-- DATA FOR THIS TASK --
··········

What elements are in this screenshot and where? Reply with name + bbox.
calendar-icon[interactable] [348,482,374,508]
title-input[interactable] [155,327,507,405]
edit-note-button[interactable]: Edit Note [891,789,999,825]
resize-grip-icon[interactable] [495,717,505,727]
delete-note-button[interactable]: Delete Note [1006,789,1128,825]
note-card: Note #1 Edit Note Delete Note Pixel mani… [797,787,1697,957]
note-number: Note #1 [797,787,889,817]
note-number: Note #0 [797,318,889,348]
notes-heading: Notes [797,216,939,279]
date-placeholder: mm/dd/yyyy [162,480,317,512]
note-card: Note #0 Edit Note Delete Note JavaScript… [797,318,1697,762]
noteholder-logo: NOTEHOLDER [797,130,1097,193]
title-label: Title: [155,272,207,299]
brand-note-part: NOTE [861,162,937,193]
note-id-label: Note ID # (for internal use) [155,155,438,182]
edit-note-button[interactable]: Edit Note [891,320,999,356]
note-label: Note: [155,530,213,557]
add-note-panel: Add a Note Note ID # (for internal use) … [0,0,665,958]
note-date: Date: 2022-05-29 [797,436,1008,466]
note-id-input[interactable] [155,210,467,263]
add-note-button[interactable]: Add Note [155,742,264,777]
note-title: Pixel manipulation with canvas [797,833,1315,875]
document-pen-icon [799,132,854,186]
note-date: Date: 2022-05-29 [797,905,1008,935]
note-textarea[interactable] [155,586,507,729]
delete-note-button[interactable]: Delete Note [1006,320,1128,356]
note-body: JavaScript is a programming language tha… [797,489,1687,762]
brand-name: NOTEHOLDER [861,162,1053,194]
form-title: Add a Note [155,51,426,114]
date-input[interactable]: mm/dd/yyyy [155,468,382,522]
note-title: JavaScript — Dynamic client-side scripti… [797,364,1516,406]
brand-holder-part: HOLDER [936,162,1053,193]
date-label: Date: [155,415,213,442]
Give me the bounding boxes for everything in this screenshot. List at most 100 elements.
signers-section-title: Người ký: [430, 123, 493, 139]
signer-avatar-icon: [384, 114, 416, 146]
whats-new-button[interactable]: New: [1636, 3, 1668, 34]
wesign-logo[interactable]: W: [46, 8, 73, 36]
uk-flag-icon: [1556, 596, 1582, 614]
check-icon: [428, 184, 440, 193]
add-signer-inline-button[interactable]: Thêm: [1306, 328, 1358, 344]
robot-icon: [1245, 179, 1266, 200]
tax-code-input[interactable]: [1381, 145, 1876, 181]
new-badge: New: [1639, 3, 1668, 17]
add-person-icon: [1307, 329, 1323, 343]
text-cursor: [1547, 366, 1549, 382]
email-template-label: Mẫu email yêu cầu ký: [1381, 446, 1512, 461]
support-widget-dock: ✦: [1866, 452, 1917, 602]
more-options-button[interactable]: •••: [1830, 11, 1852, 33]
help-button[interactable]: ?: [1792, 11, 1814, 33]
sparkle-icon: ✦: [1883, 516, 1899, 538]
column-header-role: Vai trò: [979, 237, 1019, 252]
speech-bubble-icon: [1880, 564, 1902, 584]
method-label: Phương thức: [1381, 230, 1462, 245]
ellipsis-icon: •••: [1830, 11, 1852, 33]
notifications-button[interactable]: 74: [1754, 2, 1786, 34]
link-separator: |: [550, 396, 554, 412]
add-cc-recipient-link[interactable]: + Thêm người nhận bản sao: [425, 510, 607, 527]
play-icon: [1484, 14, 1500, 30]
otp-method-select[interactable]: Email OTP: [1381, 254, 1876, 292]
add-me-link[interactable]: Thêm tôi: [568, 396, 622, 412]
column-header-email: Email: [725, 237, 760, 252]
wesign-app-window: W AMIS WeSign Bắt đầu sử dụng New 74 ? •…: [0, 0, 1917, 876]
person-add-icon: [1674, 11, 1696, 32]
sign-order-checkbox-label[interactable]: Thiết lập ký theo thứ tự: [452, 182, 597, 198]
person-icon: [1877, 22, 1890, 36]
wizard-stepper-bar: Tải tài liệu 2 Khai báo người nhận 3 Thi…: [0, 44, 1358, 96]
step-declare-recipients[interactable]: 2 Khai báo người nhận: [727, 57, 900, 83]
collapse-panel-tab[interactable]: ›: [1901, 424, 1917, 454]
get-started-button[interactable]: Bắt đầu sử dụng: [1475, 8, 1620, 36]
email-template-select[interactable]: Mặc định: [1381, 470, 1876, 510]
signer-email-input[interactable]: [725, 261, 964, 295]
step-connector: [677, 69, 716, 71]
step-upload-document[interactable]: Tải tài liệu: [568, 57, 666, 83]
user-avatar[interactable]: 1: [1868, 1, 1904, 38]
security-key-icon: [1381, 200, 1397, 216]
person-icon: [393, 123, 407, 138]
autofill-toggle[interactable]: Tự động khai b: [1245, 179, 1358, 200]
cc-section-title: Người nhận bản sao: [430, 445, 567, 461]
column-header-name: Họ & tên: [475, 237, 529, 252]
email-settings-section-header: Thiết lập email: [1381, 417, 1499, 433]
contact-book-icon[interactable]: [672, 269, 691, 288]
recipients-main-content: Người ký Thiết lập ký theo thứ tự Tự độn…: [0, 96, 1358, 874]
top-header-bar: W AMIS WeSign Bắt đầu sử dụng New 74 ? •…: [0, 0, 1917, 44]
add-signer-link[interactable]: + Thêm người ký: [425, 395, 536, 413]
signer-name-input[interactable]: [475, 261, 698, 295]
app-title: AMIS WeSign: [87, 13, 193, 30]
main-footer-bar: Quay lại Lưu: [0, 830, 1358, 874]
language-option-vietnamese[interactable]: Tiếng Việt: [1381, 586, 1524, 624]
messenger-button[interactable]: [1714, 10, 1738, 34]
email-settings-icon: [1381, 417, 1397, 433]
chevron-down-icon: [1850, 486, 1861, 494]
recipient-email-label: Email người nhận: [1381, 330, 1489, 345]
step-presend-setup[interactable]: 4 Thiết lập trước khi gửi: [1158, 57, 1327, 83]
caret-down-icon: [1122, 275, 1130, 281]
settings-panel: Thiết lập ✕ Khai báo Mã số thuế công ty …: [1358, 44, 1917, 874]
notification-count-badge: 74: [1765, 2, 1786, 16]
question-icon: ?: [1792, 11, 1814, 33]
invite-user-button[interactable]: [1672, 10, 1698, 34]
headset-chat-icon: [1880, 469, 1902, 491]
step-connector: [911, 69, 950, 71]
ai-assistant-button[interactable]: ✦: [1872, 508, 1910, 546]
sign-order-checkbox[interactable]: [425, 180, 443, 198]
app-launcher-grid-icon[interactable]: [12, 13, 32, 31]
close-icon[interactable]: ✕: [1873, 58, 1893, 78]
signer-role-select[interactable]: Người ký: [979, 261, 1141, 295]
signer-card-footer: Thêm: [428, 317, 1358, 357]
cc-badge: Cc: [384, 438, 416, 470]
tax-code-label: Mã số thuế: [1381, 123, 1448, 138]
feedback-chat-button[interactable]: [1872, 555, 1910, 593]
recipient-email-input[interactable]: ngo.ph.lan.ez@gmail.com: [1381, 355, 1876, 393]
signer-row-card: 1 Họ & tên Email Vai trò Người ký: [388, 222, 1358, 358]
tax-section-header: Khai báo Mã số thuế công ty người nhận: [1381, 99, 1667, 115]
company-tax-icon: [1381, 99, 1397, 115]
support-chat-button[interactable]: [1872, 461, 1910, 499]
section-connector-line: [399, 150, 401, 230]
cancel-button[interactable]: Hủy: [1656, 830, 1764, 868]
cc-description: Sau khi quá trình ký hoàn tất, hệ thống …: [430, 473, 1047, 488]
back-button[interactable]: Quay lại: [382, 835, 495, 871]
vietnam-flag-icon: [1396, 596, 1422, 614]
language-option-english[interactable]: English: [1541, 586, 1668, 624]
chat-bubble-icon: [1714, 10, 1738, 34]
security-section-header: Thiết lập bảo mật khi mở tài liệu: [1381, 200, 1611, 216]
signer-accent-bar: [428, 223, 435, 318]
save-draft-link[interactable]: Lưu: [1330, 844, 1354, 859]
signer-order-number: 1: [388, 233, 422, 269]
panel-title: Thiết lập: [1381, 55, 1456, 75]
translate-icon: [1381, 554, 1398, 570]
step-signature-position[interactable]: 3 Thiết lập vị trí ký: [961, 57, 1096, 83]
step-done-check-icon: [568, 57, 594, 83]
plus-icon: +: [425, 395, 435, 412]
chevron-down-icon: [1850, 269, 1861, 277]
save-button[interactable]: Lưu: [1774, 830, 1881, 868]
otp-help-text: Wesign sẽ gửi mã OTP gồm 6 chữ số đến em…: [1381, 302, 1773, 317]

··········

-- WHAT TO WORK ON --
Could you reproduce the listing word for word, starting at its first line and ending at the line that contains "resize-grip-icon[interactable] [495,717,505,727]"?

-- FINAL RESULT --
What elements are in this screenshot and where? Reply with name + bbox.
calendar-icon[interactable] [348,482,374,508]
title-input[interactable] [155,327,507,405]
edit-note-button[interactable]: Edit Note [891,789,999,825]
resize-grip-icon[interactable] [495,717,505,727]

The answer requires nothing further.